§ Short exercise
Copy out all of the material, matching it word for word.
++++++++
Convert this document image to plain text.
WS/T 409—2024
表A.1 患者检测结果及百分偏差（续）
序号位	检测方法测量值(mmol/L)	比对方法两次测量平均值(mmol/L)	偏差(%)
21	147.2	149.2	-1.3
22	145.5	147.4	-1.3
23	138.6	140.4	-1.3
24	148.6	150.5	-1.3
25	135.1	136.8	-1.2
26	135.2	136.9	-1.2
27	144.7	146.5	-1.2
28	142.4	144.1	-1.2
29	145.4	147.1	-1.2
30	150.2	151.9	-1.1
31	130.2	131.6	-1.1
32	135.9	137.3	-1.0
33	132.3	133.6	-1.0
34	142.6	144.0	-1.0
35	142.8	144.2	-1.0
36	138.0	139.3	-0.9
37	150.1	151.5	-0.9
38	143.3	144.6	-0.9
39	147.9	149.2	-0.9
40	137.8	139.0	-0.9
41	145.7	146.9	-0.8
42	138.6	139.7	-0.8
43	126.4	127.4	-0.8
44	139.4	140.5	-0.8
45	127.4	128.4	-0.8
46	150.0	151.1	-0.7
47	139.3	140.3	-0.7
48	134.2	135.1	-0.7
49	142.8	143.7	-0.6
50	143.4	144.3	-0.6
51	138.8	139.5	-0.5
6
++++++++
§ Written solution
Convert this document image to plain text.
WS/T 409—2024
表A.1 患者检测结果及百分偏差（续）
序号位	检测方法测量值(mmol/L)	比对方法两次测量平均值(mmol/L)	偏差(%)
21	147.2	149.2	-1.3
22	145.5	147.4	-1.3
23	138.6	140.4	-1.3
24	148.6	150.5	-1.3
25	135.1	136.8	-1.2
26	135.2	136.9	-1.2
27	144.7	146.5	-1.2
28	142.4	144.1	-1.2
29	145.4	147.1	-1.2
30	150.2	151.9	-1.1
31	130.2	131.6	-1.1
32	135.9	137.3	-1.0
33	132.3	133.6	-1.0
34	142.6	144.0	-1.0
35	142.8	144.2	-1.0
36	138.0	139.3	-0.9
37	150.1	151.5	-0.9
38	143.3	144.6	-0.9
39	147.9	149.2	-0.9
40	137.8	139.0	-0.9
41	145.7	146.9	-0.8
42	138.6	139.7	-0.8
43	126.4	127.4	-0.8
44	139.4	140.5	-0.8
45	127.4	128.4	-0.8
46	150.0	151.1	-0.7
47	139.3	140.3	-0.7
48	134.2	135.1	-0.7
49	142.8	143.7	-0.6
50	143.4	144.3	-0.6
51	138.8	139.5	-0.5
6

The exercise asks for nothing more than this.